=== Provided data ===
--- Begin ---
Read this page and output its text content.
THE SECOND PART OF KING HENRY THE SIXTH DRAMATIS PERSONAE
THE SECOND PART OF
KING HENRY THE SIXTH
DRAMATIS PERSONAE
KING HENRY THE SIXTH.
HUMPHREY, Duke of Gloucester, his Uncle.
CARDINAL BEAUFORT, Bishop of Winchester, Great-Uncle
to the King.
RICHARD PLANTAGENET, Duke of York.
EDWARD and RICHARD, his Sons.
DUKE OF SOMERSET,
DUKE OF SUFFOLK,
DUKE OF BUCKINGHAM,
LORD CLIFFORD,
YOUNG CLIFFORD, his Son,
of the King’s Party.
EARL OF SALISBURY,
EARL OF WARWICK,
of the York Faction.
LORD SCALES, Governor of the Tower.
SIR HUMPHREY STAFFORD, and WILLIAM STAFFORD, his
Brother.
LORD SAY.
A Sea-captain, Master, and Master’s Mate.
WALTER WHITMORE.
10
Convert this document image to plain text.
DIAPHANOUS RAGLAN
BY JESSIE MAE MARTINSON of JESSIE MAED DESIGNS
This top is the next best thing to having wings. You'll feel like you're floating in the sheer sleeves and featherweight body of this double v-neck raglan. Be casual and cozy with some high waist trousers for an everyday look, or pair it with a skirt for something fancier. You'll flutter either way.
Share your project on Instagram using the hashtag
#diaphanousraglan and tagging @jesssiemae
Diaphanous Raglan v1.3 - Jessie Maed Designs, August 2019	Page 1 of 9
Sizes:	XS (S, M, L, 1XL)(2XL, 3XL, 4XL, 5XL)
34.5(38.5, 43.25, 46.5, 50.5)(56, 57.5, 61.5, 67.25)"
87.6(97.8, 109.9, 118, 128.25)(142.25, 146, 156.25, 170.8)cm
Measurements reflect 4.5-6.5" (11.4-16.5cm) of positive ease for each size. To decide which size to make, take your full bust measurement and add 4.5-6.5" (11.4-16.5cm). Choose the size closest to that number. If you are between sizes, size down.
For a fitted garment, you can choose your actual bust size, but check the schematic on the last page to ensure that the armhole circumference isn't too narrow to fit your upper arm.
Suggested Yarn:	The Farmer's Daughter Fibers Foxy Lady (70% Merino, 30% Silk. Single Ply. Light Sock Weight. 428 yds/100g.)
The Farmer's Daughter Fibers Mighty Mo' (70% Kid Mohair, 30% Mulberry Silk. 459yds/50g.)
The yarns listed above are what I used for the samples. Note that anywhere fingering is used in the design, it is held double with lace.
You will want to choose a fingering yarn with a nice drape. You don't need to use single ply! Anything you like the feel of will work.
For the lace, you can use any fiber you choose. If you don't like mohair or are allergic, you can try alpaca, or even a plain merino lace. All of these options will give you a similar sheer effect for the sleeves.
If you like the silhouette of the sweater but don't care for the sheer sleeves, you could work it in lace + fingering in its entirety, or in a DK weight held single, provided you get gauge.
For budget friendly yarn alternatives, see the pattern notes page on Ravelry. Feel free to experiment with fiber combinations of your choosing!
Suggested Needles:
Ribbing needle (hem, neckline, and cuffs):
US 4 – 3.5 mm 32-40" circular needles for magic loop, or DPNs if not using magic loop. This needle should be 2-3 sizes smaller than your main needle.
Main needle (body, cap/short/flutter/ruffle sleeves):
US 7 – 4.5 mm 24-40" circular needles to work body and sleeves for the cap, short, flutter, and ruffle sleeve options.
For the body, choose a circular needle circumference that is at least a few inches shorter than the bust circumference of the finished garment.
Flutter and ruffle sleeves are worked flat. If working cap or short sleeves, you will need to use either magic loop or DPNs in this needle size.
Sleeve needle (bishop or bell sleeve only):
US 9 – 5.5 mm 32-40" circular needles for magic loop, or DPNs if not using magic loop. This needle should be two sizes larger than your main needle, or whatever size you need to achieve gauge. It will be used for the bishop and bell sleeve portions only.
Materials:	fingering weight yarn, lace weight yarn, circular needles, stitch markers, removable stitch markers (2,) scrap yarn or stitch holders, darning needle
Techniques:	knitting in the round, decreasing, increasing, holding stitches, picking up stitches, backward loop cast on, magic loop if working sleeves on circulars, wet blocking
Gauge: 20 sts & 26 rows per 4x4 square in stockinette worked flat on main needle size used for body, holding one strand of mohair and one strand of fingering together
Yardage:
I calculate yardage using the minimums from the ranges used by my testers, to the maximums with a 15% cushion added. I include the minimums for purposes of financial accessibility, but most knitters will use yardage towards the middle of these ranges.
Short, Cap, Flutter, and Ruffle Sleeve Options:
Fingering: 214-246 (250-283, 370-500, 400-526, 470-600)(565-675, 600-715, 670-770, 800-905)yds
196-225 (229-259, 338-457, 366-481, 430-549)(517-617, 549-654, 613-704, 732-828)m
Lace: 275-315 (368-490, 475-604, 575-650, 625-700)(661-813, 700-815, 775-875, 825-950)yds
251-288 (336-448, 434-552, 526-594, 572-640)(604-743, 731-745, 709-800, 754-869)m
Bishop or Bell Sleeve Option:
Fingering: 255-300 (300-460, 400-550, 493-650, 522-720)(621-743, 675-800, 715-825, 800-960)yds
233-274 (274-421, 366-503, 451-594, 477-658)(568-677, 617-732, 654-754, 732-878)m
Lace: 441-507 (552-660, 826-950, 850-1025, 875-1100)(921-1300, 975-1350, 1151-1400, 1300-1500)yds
--- End ---
=== Exercise prompt ===
Transcribe every entry exactly, omitting nothing.

=== Answer to the problem ===
Read this page and output its text content.
THE SECOND PART OF KING HENRY THE SIXTH DRAMATIS PERSONAE
THE SECOND PART OF
KING HENRY THE SIXTH
DRAMATIS PERSONAE
KING HENRY THE SIXTH.
HUMPHREY, Duke of Gloucester, his Uncle.
CARDINAL BEAUFORT, Bishop of Winchester, Great-Uncle
to the King.
RICHARD PLANTAGENET, Duke of York.
EDWARD and RICHARD, his Sons.
DUKE OF SOMERSET,
DUKE OF SUFFOLK,
DUKE OF BUCKINGHAM,
LORD CLIFFORD,
YOUNG CLIFFORD, his Son,
of the King’s Party.
EARL OF SALISBURY,
EARL OF WARWICK,
of the York Faction.
LORD SCALES, Governor of the Tower.
SIR HUMPHREY STAFFORD, and WILLIAM STAFFORD, his
Brother.
LORD SAY.
A Sea-captain, Master, and Master’s Mate.
WALTER WHITMORE.
10
Convert this document image to plain text.
DIAPHANOUS RAGLAN
BY JESSIE MAE MARTINSON of JESSIE MAED DESIGNS
This top is the next best thing to having wings. You'll feel like you're floating in the sheer sleeves and featherweight body of this double v-neck raglan. Be casual and cozy with some high waist trousers for an everyday look, or pair it with a skirt for something fancier. You'll flutter either way.
Share your project on Instagram using the hashtag
#diaphanousraglan and tagging @jesssiemae
Diaphanous Raglan v1.3 - Jessie Maed Designs, August 2019	Page 1 of 9
Sizes:	XS (S, M, L, 1XL)(2XL, 3XL, 4XL, 5XL)
34.5(38.5, 43.25, 46.5, 50.5)(56, 57.5, 61.5, 67.25)"
87.6(97.8, 109.9, 118, 128.25)(142.25, 146, 156.25, 170.8)cm
Measurements reflect 4.5-6.5" (11.4-16.5cm) of positive ease for each size. To decide which size to make, take your full bust measurement and add 4.5-6.5" (11.4-16.5cm). Choose the size closest to that number. If you are between sizes, size down.
For a fitted garment, you can choose your actual bust size, but check the schematic on the last page to ensure that the armhole circumference isn't too narrow to fit your upper arm.
Suggested Yarn:	The Farmer's Daughter Fibers Foxy Lady (70% Merino, 30% Silk. Single Ply. Light Sock Weight. 428 yds/100g.)
The Farmer's Daughter Fibers Mighty Mo' (70% Kid Mohair, 30% Mulberry Silk. 459yds/50g.)
The yarns listed above are what I used for the samples. Note that anywhere fingering is used in the design, it is held double with lace.
You will want to choose a fingering yarn with a nice drape. You don't need to use single ply! Anything you like the feel of will work.
For the lace, you can use any fiber you choose. If you don't like mohair or are allergic, you can try alpaca, or even a plain merino lace. All of these options will give you a similar sheer effect for the sleeves.
If you like the silhouette of the sweater but don't care for the sheer sleeves, you could work it in lace + fingering in its entirety, or in a DK weight held single, provided you get gauge.
For budget friendly yarn alternatives, see the pattern notes page on Ravelry. Feel free to experiment with fiber combinations of your choosing!
Suggested Needles:
Ribbing needle (hem, neckline, and cuffs):
US 4 – 3.5 mm 32-40" circular needles for magic loop, or DPNs if not using magic loop. This needle should be 2-3 sizes smaller than your main needle.
Main needle (body, cap/short/flutter/ruffle sleeves):
US 7 – 4.5 mm 24-40" circular needles to work body and sleeves for the cap, short, flutter, and ruffle sleeve options.
For the body, choose a circular needle circumference that is at least a few inches shorter than the bust circumference of the finished garment.
Flutter and ruffle sleeves are worked flat. If working cap or short sleeves, you will need to use either magic loop or DPNs in this needle size.
Sleeve needle (bishop or bell sleeve only):
US 9 – 5.5 mm 32-40" circular needles for magic loop, or DPNs if not using magic loop. This needle should be two sizes larger than your main needle, or whatever size you need to achieve gauge. It will be used for the bishop and bell sleeve portions only.
Materials:	fingering weight yarn, lace weight yarn, circular needles, stitch markers, removable stitch markers (2,) scrap yarn or stitch holders, darning needle
Techniques:	knitting in the round, decreasing, increasing, holding stitches, picking up stitches, backward loop cast on, magic loop if working sleeves on circulars, wet blocking
Gauge: 20 sts & 26 rows per 4x4 square in stockinette worked flat on main needle size used for body, holding one strand of mohair and one strand of fingering together
Yardage:
I calculate yardage using the minimums from the ranges used by my testers, to the maximums with a 15% cushion added. I include the minimums for purposes of financial accessibility, but most knitters will use yardage towards the middle of these ranges.
Short, Cap, Flutter, and Ruffle Sleeve Options:
Fingering: 214-246 (250-283, 370-500, 400-526, 470-600)(565-675, 600-715, 670-770, 800-905)yds
196-225 (229-259, 338-457, 366-481, 430-549)(517-617, 549-654, 613-704, 732-828)m
Lace: 275-315 (368-490, 475-604, 575-650, 625-700)(661-813, 700-815, 775-875, 825-950)yds
251-288 (336-448, 434-552, 526-594, 572-640)(604-743, 731-745, 709-800, 754-869)m
Bishop or Bell Sleeve Option:
Fingering: 255-300 (300-460, 400-550, 493-650, 522-720)(621-743, 675-800, 715-825, 800-960)yds
233-274 (274-421, 366-503, 451-594, 477-658)(568-677, 617-732, 654-754, 732-878)m
Lace: 441-507 (552-660, 826-950, 850-1025, 875-1100)(921-1300, 975-1350, 1151-1400, 1300-1500)yds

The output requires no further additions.